Reproduce all records verbatim.

— Start of RECORDED DATA —

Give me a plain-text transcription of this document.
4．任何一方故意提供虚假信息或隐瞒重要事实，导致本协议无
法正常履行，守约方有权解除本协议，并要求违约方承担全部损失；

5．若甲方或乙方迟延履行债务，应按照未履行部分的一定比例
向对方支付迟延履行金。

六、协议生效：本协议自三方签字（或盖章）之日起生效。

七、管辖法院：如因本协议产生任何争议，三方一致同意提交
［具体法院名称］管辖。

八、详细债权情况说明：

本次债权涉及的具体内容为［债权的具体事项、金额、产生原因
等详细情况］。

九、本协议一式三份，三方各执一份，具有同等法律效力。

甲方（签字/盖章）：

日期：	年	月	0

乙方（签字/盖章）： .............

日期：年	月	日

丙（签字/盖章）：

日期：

— End of RECORDED DATA —

» SOLUTION TO THE EXERCISE:
Give me a plain-text transcription of this document.
4．任何一方故意提供虚假信息或隐瞒重要事实，导致本协议无
法正常履行，守约方有权解除本协议，并要求违约方承担全部损失；

5．若甲方或乙方迟延履行债务，应按照未履行部分的一定比例
向对方支付迟延履行金。

六、协议生效：本协议自三方签字（或盖章）之日起生效。

七、管辖法院：如因本协议产生任何争议，三方一致同意提交
［具体法院名称］管辖。

八、详细债权情况说明：

本次债权涉及的具体内容为［债权的具体事项、金额、产生原因
等详细情况］。

九、本协议一式三份，三方各执一份，具有同等法律效力。

甲方（签字/盖章）：

日期：	年	月	0

乙方（签字/盖章）： .............

日期：年	月	日

丙（签字/盖章）：

日期：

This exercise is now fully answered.